§ **Dataset excerpts**:
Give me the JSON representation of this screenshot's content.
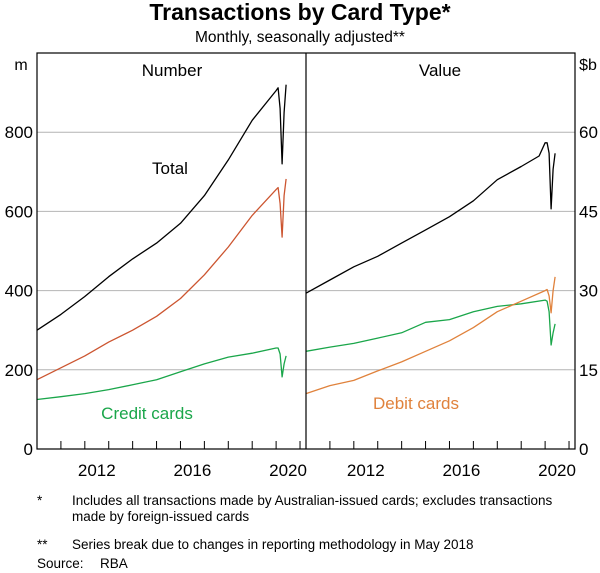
{
  "chart_data": {
    "type": "line",
    "title": "Transactions by Card Type*",
    "subtitle": "Monthly, seasonally adjusted**",
    "xlim": [
      "2010-01",
      "2021-04"
    ],
    "x_tick_labels": [
      "2012",
      "2016",
      "2020"
    ],
    "grid": true,
    "panels": [
      {
        "title": "Number",
        "unit": "m",
        "ylim": [
          0,
          1000
        ],
        "y_ticks": [
          0,
          200,
          400,
          600,
          800
        ],
        "axis_side": "left",
        "annotations": [
          {
            "text": "Total",
            "color": "#000000"
          },
          {
            "text": "Credit cards",
            "color": "#1aa64a"
          }
        ],
        "series": [
          {
            "name": "Total",
            "color": "#000000",
            "x": [
              "2010-01",
              "2011-01",
              "2012-01",
              "2013-01",
              "2014-01",
              "2015-01",
              "2016-01",
              "2017-01",
              "2018-01",
              "2019-01",
              "2020-01",
              "2020-02",
              "2020-03",
              "2020-04",
              "2020-05",
              "2020-06"
            ],
            "y": [
              300,
              340,
              385,
              435,
              480,
              520,
              570,
              640,
              730,
              830,
              905,
              912,
              860,
              720,
              850,
              920
            ]
          },
          {
            "name": "Debit cards",
            "color": "#cc5530",
            "x": [
              "2010-01",
              "2011-01",
              "2012-01",
              "2013-01",
              "2014-01",
              "2015-01",
              "2016-01",
              "2017-01",
              "2018-01",
              "2019-01",
              "2020-01",
              "2020-02",
              "2020-03",
              "2020-04",
              "2020-05",
              "2020-06"
            ],
            "y": [
              175,
              205,
              235,
              270,
              300,
              335,
              380,
              440,
              510,
              590,
              655,
              660,
              620,
              535,
              640,
              682
            ]
          },
          {
            "name": "Credit cards",
            "color": "#1aa64a",
            "x": [
              "2010-01",
              "2011-01",
              "2012-01",
              "2013-01",
              "2014-01",
              "2015-01",
              "2016-01",
              "2017-01",
              "2018-01",
              "2019-01",
              "2020-01",
              "2020-02",
              "2020-03",
              "2020-04",
              "2020-05",
              "2020-06"
            ],
            "y": [
              125,
              132,
              140,
              150,
              162,
              175,
              195,
              215,
              232,
              242,
              255,
              255,
              240,
              182,
              215,
              235
            ]
          }
        ]
      },
      {
        "title": "Value",
        "unit": "$b",
        "ylim": [
          0,
          75
        ],
        "y_ticks": [
          0,
          15,
          30,
          45,
          60
        ],
        "axis_side": "right",
        "annotations": [
          {
            "text": "Debit cards",
            "color": "#e0823c"
          }
        ],
        "series": [
          {
            "name": "Total",
            "color": "#000000",
            "x": [
              "2010-01",
              "2011-01",
              "2012-01",
              "2013-01",
              "2014-01",
              "2015-01",
              "2016-01",
              "2017-01",
              "2018-01",
              "2019-01",
              "2019-10",
              "2020-01",
              "2020-02",
              "2020-03",
              "2020-04",
              "2020-05",
              "2020-06"
            ],
            "y": [
              29.5,
              32,
              34.5,
              36.5,
              39,
              41.5,
              44,
              47,
              51,
              53.5,
              55.5,
              58,
              58,
              56,
              45.5,
              53,
              56
            ]
          },
          {
            "name": "Credit cards",
            "color": "#1aa64a",
            "x": [
              "2010-01",
              "2011-01",
              "2012-01",
              "2013-01",
              "2014-01",
              "2015-01",
              "2016-01",
              "2017-01",
              "2018-01",
              "2019-01",
              "2020-01",
              "2020-02",
              "2020-03",
              "2020-04",
              "2020-05",
              "2020-06"
            ],
            "y": [
              18.5,
              19.3,
              20,
              21,
              22,
              24,
              24.5,
              26,
              27,
              27.5,
              28.2,
              28,
              26,
              19.7,
              22,
              23.7
            ]
          },
          {
            "name": "Debit cards",
            "color": "#e0823c",
            "x": [
              "2010-01",
              "2011-01",
              "2012-01",
              "2013-01",
              "2014-01",
              "2015-01",
              "2016-01",
              "2017-01",
              "2018-01",
              "2019-01",
              "2020-01",
              "2020-02",
              "2020-03",
              "2020-04",
              "2020-05",
              "2020-06"
            ],
            "y": [
              10.5,
              12,
              13,
              14.8,
              16.5,
              18.5,
              20.5,
              23,
              26,
              28,
              30,
              30.2,
              29,
              25.8,
              30,
              32.6
            ]
          }
        ]
      }
    ]
  },
  "footnotes": [
    {
      "mark": "*",
      "text": "Includes all transactions made by Australian-issued cards; excludes transactions made by foreign-issued cards"
    },
    {
      "mark": "**",
      "text": "Series break due to changes in reporting methodology in May 2018"
    }
  ],
  "source": {
    "label": "Source:",
    "text": "RBA"
  }
}
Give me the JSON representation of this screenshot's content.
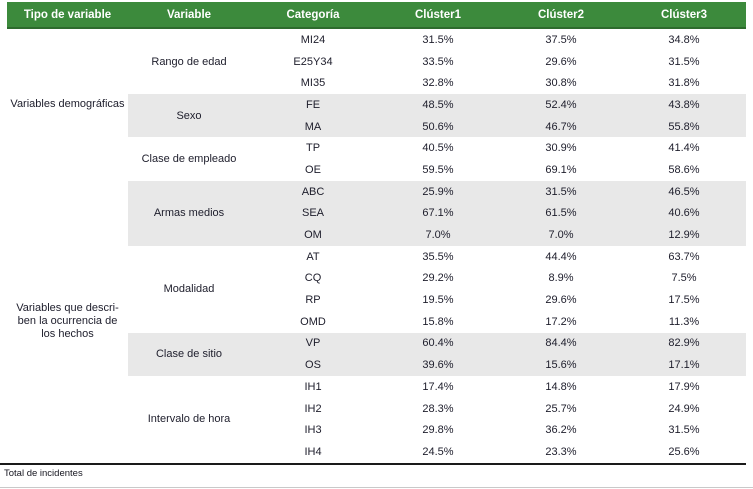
{
  "colors": {
    "header_bg": "#3c8a3c",
    "header_border": "#2d6b2d",
    "band_bg": "#e8e8e8",
    "rule": "#1a1a1a",
    "bottom_rule": "#c9c9c9",
    "text": "#1d1d2b",
    "header_text": "#ffffff"
  },
  "table": {
    "headers": [
      "Tipo de variable",
      "Variable",
      "Categoría",
      "Clúster1",
      "Clúster2",
      "Clúster3"
    ],
    "groups": [
      {
        "tipo_lines": [
          "Variables demográficas"
        ],
        "variables": [
          {
            "name": "Rango de edad",
            "shaded": false,
            "rows": [
              [
                "MI24",
                "31.5%",
                "37.5%",
                "34.8%"
              ],
              [
                "E25Y34",
                "33.5%",
                "29.6%",
                "31.5%"
              ],
              [
                "MI35",
                "32.8%",
                "30.8%",
                "31.8%"
              ]
            ]
          },
          {
            "name": "Sexo",
            "shaded": true,
            "rows": [
              [
                "FE",
                "48.5%",
                "52.4%",
                "43.8%"
              ],
              [
                "MA",
                "50.6%",
                "46.7%",
                "55.8%"
              ]
            ]
          },
          {
            "name": "Clase de empleado",
            "shaded": false,
            "rows": [
              [
                "TP",
                "40.5%",
                "30.9%",
                "41.4%"
              ],
              [
                "OE",
                "59.5%",
                "69.1%",
                "58.6%"
              ]
            ]
          }
        ]
      },
      {
        "tipo_lines": [
          "Variables que descri-",
          "ben la ocurrencia de",
          "los hechos"
        ],
        "variables": [
          {
            "name": "Armas medios",
            "shaded": true,
            "rows": [
              [
                "ABC",
                "25.9%",
                "31.5%",
                "46.5%"
              ],
              [
                "SEA",
                "67.1%",
                "61.5%",
                "40.6%"
              ],
              [
                "OM",
                "7.0%",
                "7.0%",
                "12.9%"
              ]
            ]
          },
          {
            "name": "Modalidad",
            "shaded": false,
            "rows": [
              [
                "AT",
                "35.5%",
                "44.4%",
                "63.7%"
              ],
              [
                "CQ",
                "29.2%",
                "8.9%",
                "7.5%"
              ],
              [
                "RP",
                "19.5%",
                "29.6%",
                "17.5%"
              ],
              [
                "OMD",
                "15.8%",
                "17.2%",
                "11.3%"
              ]
            ]
          },
          {
            "name": "Clase de sitio",
            "shaded": true,
            "rows": [
              [
                "VP",
                "60.4%",
                "84.4%",
                "82.9%"
              ],
              [
                "OS",
                "39.6%",
                "15.6%",
                "17.1%"
              ]
            ]
          },
          {
            "name": "Intervalo de hora",
            "shaded": false,
            "rows": [
              [
                "IH1",
                "17.4%",
                "14.8%",
                "17.9%"
              ],
              [
                "IH2",
                "28.3%",
                "25.7%",
                "24.9%"
              ],
              [
                "IH3",
                "29.8%",
                "36.2%",
                "31.5%"
              ],
              [
                "IH4",
                "24.5%",
                "23.3%",
                "25.6%"
              ]
            ]
          }
        ]
      }
    ],
    "footnote": "Total de incidentes"
  }
}
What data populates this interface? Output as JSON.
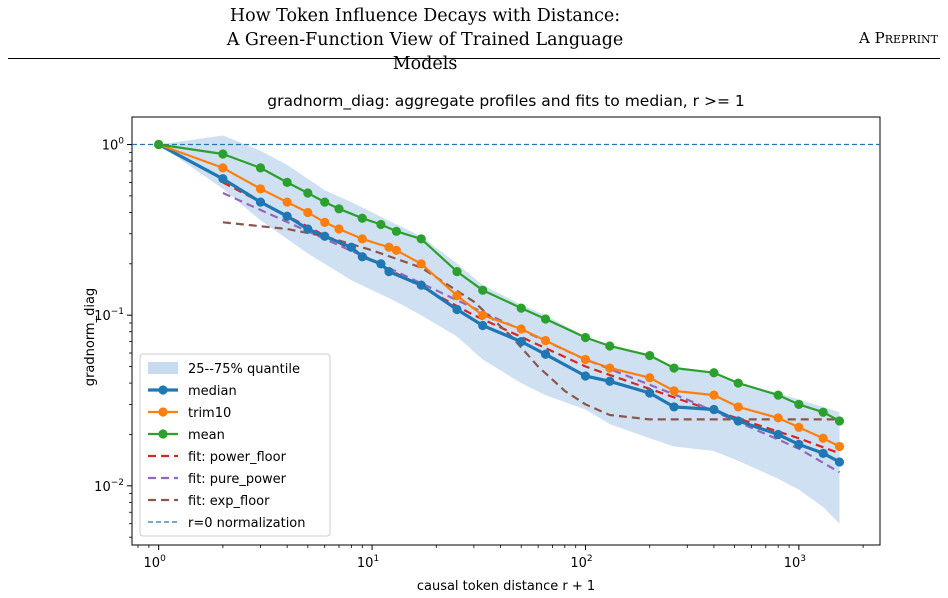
{
  "header": {
    "title_line1": "How Token Influence Decays with Distance:",
    "title_line2": "A Green-Function View of Trained Language Models",
    "tag": "A Preprint"
  },
  "chart_data": {
    "type": "line",
    "title": "gradnorm_diag: aggregate profiles and fits to median, r >= 1",
    "xlabel": "causal token distance r + 1",
    "ylabel": "gradnorm_diag",
    "xscale": "log",
    "yscale": "log",
    "xlim": [
      0.75,
      2400
    ],
    "ylim": [
      0.0045,
      1.45
    ],
    "xticks": [
      {
        "value": 1,
        "label": "10^0"
      },
      {
        "value": 10,
        "label": "10^1"
      },
      {
        "value": 100,
        "label": "10^2"
      },
      {
        "value": 1000,
        "label": "10^3"
      }
    ],
    "yticks": [
      {
        "value": 0.01,
        "label": "10^-2"
      },
      {
        "value": 0.1,
        "label": "10^-1"
      },
      {
        "value": 1,
        "label": "10^0"
      }
    ],
    "legend_position": "lower-left",
    "band": {
      "name": "25--75% quantile",
      "color": "#c6dbef",
      "x": [
        1,
        2,
        3,
        4,
        5,
        6,
        8,
        10,
        13,
        17,
        25,
        33,
        50,
        65,
        100,
        130,
        200,
        260,
        400,
        520,
        800,
        1000,
        1300,
        1550
      ],
      "upper": [
        1,
        1.13,
        0.92,
        0.76,
        0.63,
        0.54,
        0.46,
        0.4,
        0.34,
        0.29,
        0.2,
        0.15,
        0.115,
        0.1,
        0.075,
        0.066,
        0.058,
        0.05,
        0.046,
        0.04,
        0.035,
        0.032,
        0.029,
        0.027
      ],
      "lower": [
        1,
        0.55,
        0.36,
        0.28,
        0.23,
        0.2,
        0.16,
        0.14,
        0.12,
        0.1,
        0.075,
        0.055,
        0.04,
        0.034,
        0.028,
        0.023,
        0.019,
        0.017,
        0.016,
        0.014,
        0.011,
        0.0095,
        0.0075,
        0.006
      ]
    },
    "series": [
      {
        "name": "median",
        "color": "#1f77b4",
        "width": 3.2,
        "markers": true,
        "x": [
          1,
          2,
          3,
          4,
          5,
          6,
          8,
          9,
          11,
          12,
          17,
          25,
          33,
          50,
          65,
          100,
          130,
          200,
          260,
          400,
          520,
          800,
          1000,
          1300,
          1550
        ],
        "y": [
          1,
          0.63,
          0.46,
          0.38,
          0.32,
          0.29,
          0.25,
          0.22,
          0.2,
          0.18,
          0.15,
          0.108,
          0.087,
          0.07,
          0.059,
          0.044,
          0.041,
          0.035,
          0.029,
          0.028,
          0.024,
          0.02,
          0.0175,
          0.0155,
          0.0138
        ]
      },
      {
        "name": "trim10",
        "color": "#ff7f0e",
        "width": 2.2,
        "markers": true,
        "x": [
          1,
          2,
          3,
          4,
          5,
          6,
          7,
          9,
          12,
          13,
          17,
          25,
          33,
          50,
          65,
          100,
          130,
          200,
          260,
          400,
          520,
          800,
          1000,
          1300,
          1550
        ],
        "y": [
          1,
          0.73,
          0.55,
          0.46,
          0.4,
          0.35,
          0.32,
          0.28,
          0.25,
          0.24,
          0.2,
          0.13,
          0.1,
          0.083,
          0.071,
          0.055,
          0.049,
          0.043,
          0.036,
          0.034,
          0.029,
          0.025,
          0.022,
          0.019,
          0.017
        ]
      },
      {
        "name": "mean",
        "color": "#2ca02c",
        "width": 2.2,
        "markers": true,
        "x": [
          1,
          2,
          3,
          4,
          5,
          6,
          7,
          9,
          11,
          13,
          17,
          25,
          33,
          50,
          65,
          100,
          130,
          200,
          260,
          400,
          520,
          800,
          1000,
          1300,
          1550
        ],
        "y": [
          1,
          0.88,
          0.73,
          0.6,
          0.52,
          0.46,
          0.42,
          0.37,
          0.34,
          0.31,
          0.28,
          0.18,
          0.14,
          0.11,
          0.095,
          0.074,
          0.066,
          0.058,
          0.049,
          0.046,
          0.04,
          0.034,
          0.03,
          0.027,
          0.024
        ]
      },
      {
        "name": "fit: power_floor",
        "color": "#d62728",
        "width": 2.2,
        "dash": "8,5",
        "x": [
          2,
          5,
          10,
          30,
          100,
          300,
          1000,
          1550
        ],
        "y": [
          0.6,
          0.33,
          0.21,
          0.1,
          0.05,
          0.031,
          0.019,
          0.0155
        ]
      },
      {
        "name": "fit: pure_power",
        "color": "#9467bd",
        "width": 2.2,
        "dash": "8,5",
        "x": [
          2,
          5,
          10,
          30,
          100,
          300,
          1000,
          1550
        ],
        "y": [
          0.52,
          0.31,
          0.21,
          0.11,
          0.055,
          0.032,
          0.0165,
          0.012
        ]
      },
      {
        "name": "fit: exp_floor",
        "color": "#8c564b",
        "width": 2.2,
        "dash": "8,5",
        "x": [
          2,
          4,
          6,
          10,
          17,
          30,
          45,
          60,
          80,
          100,
          130,
          200,
          400,
          1000,
          1550
        ],
        "y": [
          0.35,
          0.32,
          0.29,
          0.24,
          0.19,
          0.12,
          0.075,
          0.05,
          0.036,
          0.03,
          0.026,
          0.0245,
          0.0245,
          0.0245,
          0.0245
        ]
      },
      {
        "name": "r=0 normalization",
        "color": "#1f77b4",
        "width": 1.2,
        "dash": "5,3",
        "hline": 1
      }
    ]
  }
}
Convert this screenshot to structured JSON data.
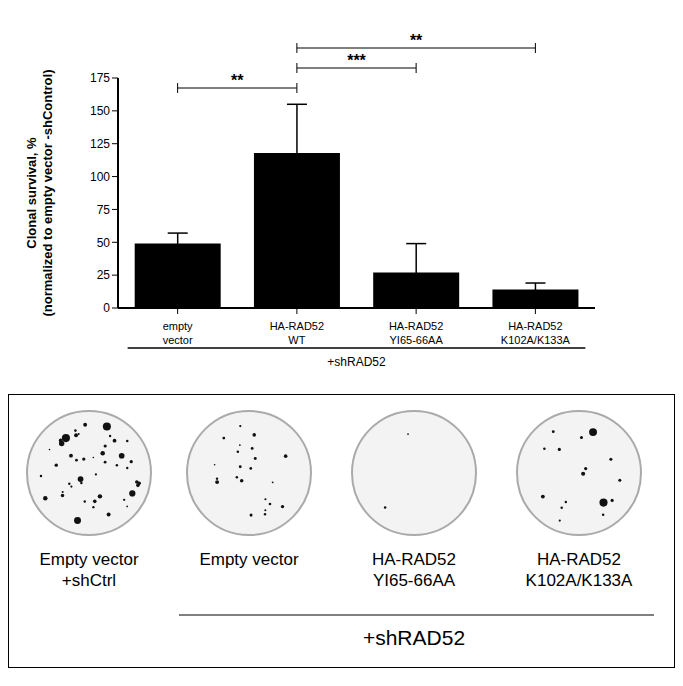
{
  "chart_data": {
    "type": "bar",
    "categories": [
      "empty vector",
      "HA-RAD52 WT",
      "HA-RAD52 YI65-66AA",
      "HA-RAD52 K102A/K133A"
    ],
    "values": [
      49,
      118,
      27,
      14
    ],
    "error": [
      8,
      37,
      22,
      5
    ],
    "color": "#000000",
    "ylabel": [
      "Clonal survival, %",
      "(normalized to empty vector -shControl)"
    ],
    "group_label": "+shRAD52",
    "ylim": [
      0,
      175
    ],
    "yticks": [
      0,
      25,
      50,
      75,
      100,
      125,
      150,
      175
    ],
    "grid": false,
    "significance": [
      {
        "from": 0,
        "to": 1,
        "label": "**"
      },
      {
        "from": 1,
        "to": 2,
        "label": "***"
      },
      {
        "from": 1,
        "to": 3,
        "label": "**"
      }
    ]
  },
  "image_panel": {
    "plates": [
      [
        "Empty vector",
        "+shCtrl"
      ],
      [
        "Empty vector"
      ],
      [
        "HA-RAD52",
        "YI65-66AA"
      ],
      [
        "HA-RAD52",
        "K102A/K133A"
      ]
    ],
    "group_label": "+shRAD52"
  }
}
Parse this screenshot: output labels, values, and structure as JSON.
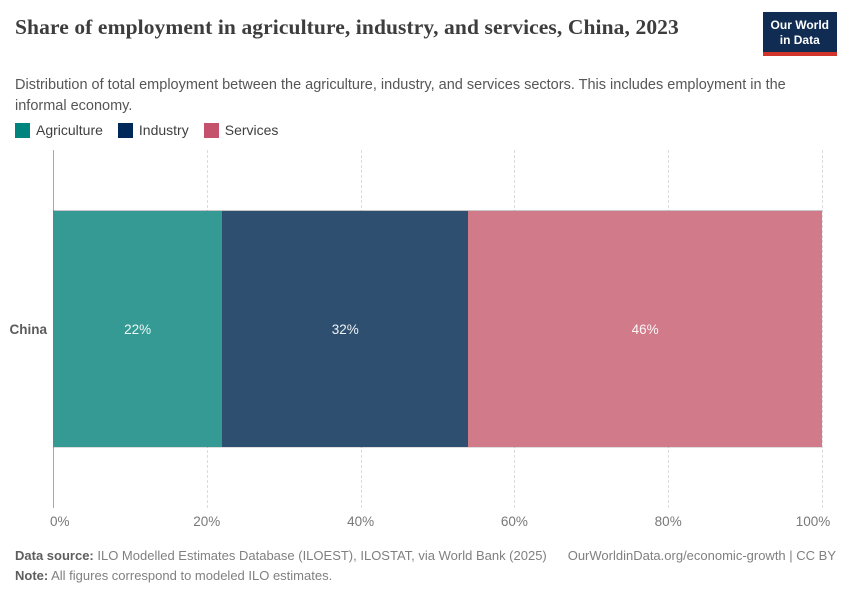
{
  "header": {
    "title": "Share of employment in agriculture, industry, and services, China, 2023",
    "subtitle": "Distribution of total employment between the agriculture, industry, and services sectors. This includes employment in the informal economy.",
    "logo": {
      "line1": "Our World",
      "line2": "in Data",
      "bg_color": "#102c52",
      "accent_color": "#d2342b"
    }
  },
  "chart_data": {
    "type": "bar",
    "stacked": true,
    "orientation": "horizontal",
    "title": "Share of employment in agriculture, industry, and services, China, 2023",
    "categories": [
      "China"
    ],
    "series": [
      {
        "name": "Agriculture",
        "values": [
          22
        ],
        "legend_color": "#00847e",
        "bar_color": "#349a93",
        "value_label": "22%"
      },
      {
        "name": "Industry",
        "values": [
          32
        ],
        "legend_color": "#00295b",
        "bar_color": "#2e4f70",
        "value_label": "32%"
      },
      {
        "name": "Services",
        "values": [
          46
        ],
        "legend_color": "#c4526d",
        "bar_color": "#d07a8a",
        "value_label": "46%"
      }
    ],
    "xlim": [
      0,
      100
    ],
    "x_ticks": [
      "0%",
      "20%",
      "40%",
      "60%",
      "80%",
      "100%"
    ],
    "grid": "vertical-dashed",
    "legend_position": "top-left",
    "entity_label": "China"
  },
  "footer": {
    "source_label": "Data source:",
    "source_text": " ILO Modelled Estimates Database (ILOEST), ILOSTAT, via World Bank (2025)",
    "link": "OurWorldinData.org/economic-growth | CC BY",
    "note_label": "Note:",
    "note_text": " All figures correspond to modeled ILO estimates."
  }
}
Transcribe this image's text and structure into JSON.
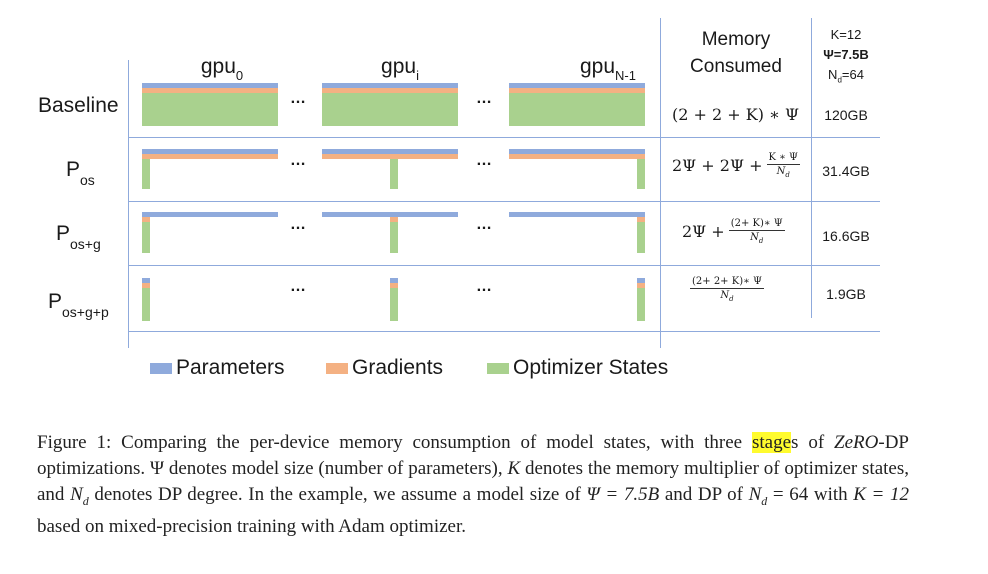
{
  "figure": {
    "gpu_labels": [
      {
        "base": "gpu",
        "sub": "0"
      },
      {
        "base": "gpu",
        "sub": "i"
      },
      {
        "base": "gpu",
        "sub": "N-1"
      }
    ],
    "ellipsis": "…",
    "rows": [
      {
        "base": "Baseline",
        "sub": "",
        "formula": "(2 + 2 + K) ∗ Ψ",
        "memory": "120GB"
      },
      {
        "base": "P",
        "sub": "os",
        "formula_lead": "2Ψ + 2Ψ + ",
        "frac_num": "K ∗ Ψ",
        "frac_den": "N",
        "frac_den_sub": "d",
        "memory": "31.4GB"
      },
      {
        "base": "P",
        "sub": "os+g",
        "formula_lead": "2Ψ + ",
        "frac_num": "(2+ K)∗ Ψ",
        "frac_den": "N",
        "frac_den_sub": "d",
        "memory": "16.6GB"
      },
      {
        "base": "P",
        "sub": "os+g+p",
        "formula_lead": "",
        "frac_num": "(2+ 2+ K)∗ Ψ",
        "frac_den": "N",
        "frac_den_sub": "d",
        "memory": "1.9GB"
      }
    ],
    "header": {
      "memory_line1": "Memory",
      "memory_line2": "Consumed",
      "k": "K=12",
      "psi": "Ψ=7.5B",
      "nd_base": "N",
      "nd_sub": "d",
      "nd_val": "=64"
    },
    "legend": [
      {
        "label": "Parameters",
        "color": "#8faadc"
      },
      {
        "label": "Gradients",
        "color": "#f4b183"
      },
      {
        "label": "Optimizer States",
        "color": "#a9d18e"
      }
    ],
    "colors": {
      "parameters": "#8faadc",
      "gradients": "#f4b183",
      "optimizer": "#a9d18e",
      "grid": "#8faadc",
      "highlight": "#fffb2e"
    }
  },
  "caption": {
    "part1": "Figure 1: Comparing the per-device memory consumption of model states, with three ",
    "highlighted": "stage",
    "part2": "s of ",
    "zero": "ZeRO",
    "part3": "-DP optimizations. Ψ denotes model size (number of parameters), ",
    "k": "K",
    "part4": " denotes the memory multiplier of optimizer states, and ",
    "nd": "N",
    "nd_sub": "d",
    "part5": " denotes DP degree. In the example, we assume a model size of ",
    "psi_eq": "Ψ = 7.5B",
    "part6": " and DP of ",
    "nd2": "N",
    "nd2_sub": "d",
    "part7": " = 64 with ",
    "k_eq": "K = 12",
    "part8": " based on mixed-precision training with Adam optimizer."
  }
}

§ **The task**: From the listing, copy each line containing the word "JSON".

§ **Answer for this exercise**:
Give me the JSON representation of this screenshot's content.
Give me the JSON representation of this screenshot's content.
What data populates this interface? Output as JSON.
Convert this screenshot to structured JSON data.
Parse this screenshot: output labels, values, and structure as JSON.
Transcribe this image's text and structure into JSON.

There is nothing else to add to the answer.